Convert the data below into a Markdown table with two columns, No. and Text: number every line in order, put the line itself beside its number, and leave out any blank lines.

— BEGIN DATASET ENTRIES —

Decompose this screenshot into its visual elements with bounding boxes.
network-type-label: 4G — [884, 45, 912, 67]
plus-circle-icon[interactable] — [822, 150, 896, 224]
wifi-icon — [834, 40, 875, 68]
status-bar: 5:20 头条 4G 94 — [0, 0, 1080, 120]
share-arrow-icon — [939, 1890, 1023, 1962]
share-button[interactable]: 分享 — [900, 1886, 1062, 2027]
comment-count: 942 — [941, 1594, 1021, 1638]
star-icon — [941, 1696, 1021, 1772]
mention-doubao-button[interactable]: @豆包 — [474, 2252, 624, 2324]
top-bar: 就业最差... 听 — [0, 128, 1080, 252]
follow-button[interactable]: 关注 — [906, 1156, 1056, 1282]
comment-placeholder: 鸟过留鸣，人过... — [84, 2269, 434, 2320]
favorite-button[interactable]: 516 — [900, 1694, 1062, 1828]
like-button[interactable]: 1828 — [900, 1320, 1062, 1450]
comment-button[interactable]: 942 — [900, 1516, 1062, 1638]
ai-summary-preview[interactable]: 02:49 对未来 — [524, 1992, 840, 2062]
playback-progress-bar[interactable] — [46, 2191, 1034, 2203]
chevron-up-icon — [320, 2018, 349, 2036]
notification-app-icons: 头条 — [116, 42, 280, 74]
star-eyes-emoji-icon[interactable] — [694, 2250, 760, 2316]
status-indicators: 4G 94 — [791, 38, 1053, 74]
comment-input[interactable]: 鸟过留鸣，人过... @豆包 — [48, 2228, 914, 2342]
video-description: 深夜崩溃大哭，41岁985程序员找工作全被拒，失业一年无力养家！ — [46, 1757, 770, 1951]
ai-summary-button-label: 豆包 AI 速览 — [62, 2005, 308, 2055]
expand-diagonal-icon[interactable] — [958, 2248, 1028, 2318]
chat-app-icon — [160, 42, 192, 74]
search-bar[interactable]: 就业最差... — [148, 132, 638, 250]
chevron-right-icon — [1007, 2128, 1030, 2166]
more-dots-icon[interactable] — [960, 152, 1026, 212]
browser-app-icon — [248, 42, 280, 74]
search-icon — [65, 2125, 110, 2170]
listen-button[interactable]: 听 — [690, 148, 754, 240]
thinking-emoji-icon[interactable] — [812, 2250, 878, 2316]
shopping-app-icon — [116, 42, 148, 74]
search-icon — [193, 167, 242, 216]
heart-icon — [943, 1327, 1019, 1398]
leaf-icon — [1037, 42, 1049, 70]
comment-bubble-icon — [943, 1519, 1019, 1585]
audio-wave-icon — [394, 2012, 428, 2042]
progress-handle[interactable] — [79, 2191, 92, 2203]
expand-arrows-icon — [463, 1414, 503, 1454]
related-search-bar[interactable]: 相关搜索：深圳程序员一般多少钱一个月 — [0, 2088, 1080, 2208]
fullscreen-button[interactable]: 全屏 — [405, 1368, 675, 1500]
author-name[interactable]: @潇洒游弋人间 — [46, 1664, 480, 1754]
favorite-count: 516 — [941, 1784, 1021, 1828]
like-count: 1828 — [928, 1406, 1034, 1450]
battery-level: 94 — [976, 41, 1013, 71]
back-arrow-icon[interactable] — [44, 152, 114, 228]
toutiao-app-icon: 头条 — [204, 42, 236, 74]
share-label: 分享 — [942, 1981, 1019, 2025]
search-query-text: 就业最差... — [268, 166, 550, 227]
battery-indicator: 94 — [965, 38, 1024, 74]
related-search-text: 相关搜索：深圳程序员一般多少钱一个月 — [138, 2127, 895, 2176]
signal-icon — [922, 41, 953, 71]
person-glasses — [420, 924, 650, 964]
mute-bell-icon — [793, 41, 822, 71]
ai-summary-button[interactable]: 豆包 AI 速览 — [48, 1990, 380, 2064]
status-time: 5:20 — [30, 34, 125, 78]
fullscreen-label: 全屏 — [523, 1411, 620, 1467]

— END DATASET ENTRIES —

TASK ANSWER:
| No. | Text |
|---|---|
| 1 | Decompose this screenshot into its visual elements with bounding boxes. |
| 2 | network-type-label: 4G — [884, 45, 912, 67] |
| 3 | plus-circle-icon[interactable] — [822, 150, 896, 224] |
| 4 | wifi-icon — [834, 40, 875, 68] |
| 5 | status-bar: 5:20 头条 4G 94 — [0, 0, 1080, 120] |
| 6 | share-arrow-icon — [939, 1890, 1023, 1962] |
| 7 | share-button[interactable]: 分享 — [900, 1886, 1062, 2027] |
| 8 | comment-count: 942 — [941, 1594, 1021, 1638] |
| 9 | star-icon — [941, 1696, 1021, 1772] |
| 10 | mention-doubao-button[interactable]: @豆包 — [474, 2252, 624, 2324] |
| 11 | top-bar: 就业最差... 听 — [0, 128, 1080, 252] |
| 12 | follow-button[interactable]: 关注 — [906, 1156, 1056, 1282] |
| 13 | comment-placeholder: 鸟过留鸣，人过... — [84, 2269, 434, 2320] |
| 14 | favorite-button[interactable]: 516 — [900, 1694, 1062, 1828] |
| 15 | like-button[interactable]: 1828 — [900, 1320, 1062, 1450] |
| 16 | comment-button[interactable]: 942 — [900, 1516, 1062, 1638] |
| 17 | ai-summary-preview[interactable]: 02:49 对未来 — [524, 1992, 840, 2062] |
| 18 | playback-progress-bar[interactable] — [46, 2191, 1034, 2203] |
| 19 | chevron-up-icon — [320, 2018, 349, 2036] |
| 20 | notification-app-icons: 头条 — [116, 42, 280, 74] |
| 21 | star-eyes-emoji-icon[interactable] — [694, 2250, 760, 2316] |
| 22 | status-indicators: 4G 94 — [791, 38, 1053, 74] |
| 23 | comment-input[interactable]: 鸟过留鸣，人过... @豆包 — [48, 2228, 914, 2342] |
| 24 | video-description: 深夜崩溃大哭，41岁985程序员找工作全被拒，失业一年无力养家！ — [46, 1757, 770, 1951] |
| 25 | ai-summary-button-label: 豆包 AI 速览 — [62, 2005, 308, 2055] |
| 26 | expand-diagonal-icon[interactable] — [958, 2248, 1028, 2318] |
| 27 | chat-app-icon — [160, 42, 192, 74] |
| 28 | search-bar[interactable]: 就业最差... — [148, 132, 638, 250] |
| 29 | chevron-right-icon — [1007, 2128, 1030, 2166] |
| 30 | more-dots-icon[interactable] — [960, 152, 1026, 212] |
| 31 | browser-app-icon — [248, 42, 280, 74] |
| 32 | search-icon — [65, 2125, 110, 2170] |
| 33 | listen-button[interactable]: 听 — [690, 148, 754, 240] |
| 34 | thinking-emoji-icon[interactable] — [812, 2250, 878, 2316] |
| 35 | shopping-app-icon — [116, 42, 148, 74] |
| 36 | search-icon — [193, 167, 242, 216] |
| 37 | heart-icon — [943, 1327, 1019, 1398] |
| 38 | leaf-icon — [1037, 42, 1049, 70] |
| 39 | comment-bubble-icon — [943, 1519, 1019, 1585] |
| 40 | audio-wave-icon — [394, 2012, 428, 2042] |
| 41 | progress-handle[interactable] — [79, 2191, 92, 2203] |
| 42 | expand-arrows-icon — [463, 1414, 503, 1454] |
| 43 | related-search-bar[interactable]: 相关搜索：深圳程序员一般多少钱一个月 — [0, 2088, 1080, 2208] |
| 44 | fullscreen-button[interactable]: 全屏 — [405, 1368, 675, 1500] |
| 45 | author-name[interactable]: @潇洒游弋人间 — [46, 1664, 480, 1754] |
| 46 | favorite-count: 516 — [941, 1784, 1021, 1828] |
| 47 | like-count: 1828 — [928, 1406, 1034, 1450] |
| 48 | battery-level: 94 — [976, 41, 1013, 71] |
| 49 | back-arrow-icon[interactable] — [44, 152, 114, 228] |
| 50 | toutiao-app-icon: 头条 — [204, 42, 236, 74] |
| 51 | share-label: 分享 — [942, 1981, 1019, 2025] |
| 52 | search-query-text: 就业最差... — [268, 166, 550, 227] |
| 53 | battery-indicator: 94 — [965, 38, 1024, 74] |
| 54 | related-search-text: 相关搜索：深圳程序员一般多少钱一个月 — [138, 2127, 895, 2176] |
| 55 | signal-icon — [922, 41, 953, 71] |
| 56 | person-glasses — [420, 924, 650, 964] |
| 57 | mute-bell-icon — [793, 41, 822, 71] |
| 58 | ai-summary-button[interactable]: 豆包 AI 速览 — [48, 1990, 380, 2064] |
| 59 | status-time: 5:20 — [30, 34, 125, 78] |
| 60 | fullscreen-label: 全屏 — [523, 1411, 620, 1467] |